**Exercise task**
Copy every line from the records below that holds the word "color".

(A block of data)

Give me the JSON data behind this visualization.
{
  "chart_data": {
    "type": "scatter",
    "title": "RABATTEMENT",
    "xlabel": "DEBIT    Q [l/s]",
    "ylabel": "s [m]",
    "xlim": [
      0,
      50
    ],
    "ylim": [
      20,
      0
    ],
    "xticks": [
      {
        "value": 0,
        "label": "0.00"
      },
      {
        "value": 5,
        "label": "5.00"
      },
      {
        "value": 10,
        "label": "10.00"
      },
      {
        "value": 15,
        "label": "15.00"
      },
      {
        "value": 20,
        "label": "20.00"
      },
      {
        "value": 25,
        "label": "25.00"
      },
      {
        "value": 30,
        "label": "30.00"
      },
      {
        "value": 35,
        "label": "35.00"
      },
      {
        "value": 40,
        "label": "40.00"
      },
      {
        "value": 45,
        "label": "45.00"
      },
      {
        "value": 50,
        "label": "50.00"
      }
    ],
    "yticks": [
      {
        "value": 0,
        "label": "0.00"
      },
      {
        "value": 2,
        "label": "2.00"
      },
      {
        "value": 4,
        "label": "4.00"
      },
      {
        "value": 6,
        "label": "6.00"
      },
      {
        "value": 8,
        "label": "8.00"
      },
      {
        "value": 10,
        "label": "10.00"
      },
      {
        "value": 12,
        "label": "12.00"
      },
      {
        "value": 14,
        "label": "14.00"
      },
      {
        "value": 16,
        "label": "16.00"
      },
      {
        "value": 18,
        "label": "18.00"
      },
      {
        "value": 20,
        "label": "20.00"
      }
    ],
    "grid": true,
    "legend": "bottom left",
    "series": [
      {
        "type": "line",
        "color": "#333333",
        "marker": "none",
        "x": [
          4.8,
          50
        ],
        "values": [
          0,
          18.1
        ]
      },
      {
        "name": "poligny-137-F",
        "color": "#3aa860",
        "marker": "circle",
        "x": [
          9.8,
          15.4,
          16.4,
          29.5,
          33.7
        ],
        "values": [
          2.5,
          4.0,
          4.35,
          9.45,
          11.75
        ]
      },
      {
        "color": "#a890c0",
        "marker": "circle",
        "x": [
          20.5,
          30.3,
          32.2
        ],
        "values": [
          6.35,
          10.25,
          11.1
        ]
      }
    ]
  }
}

**Exercise response**
        "color": "#333333",
        "color": "#3aa860",
        "color": "#a890c0",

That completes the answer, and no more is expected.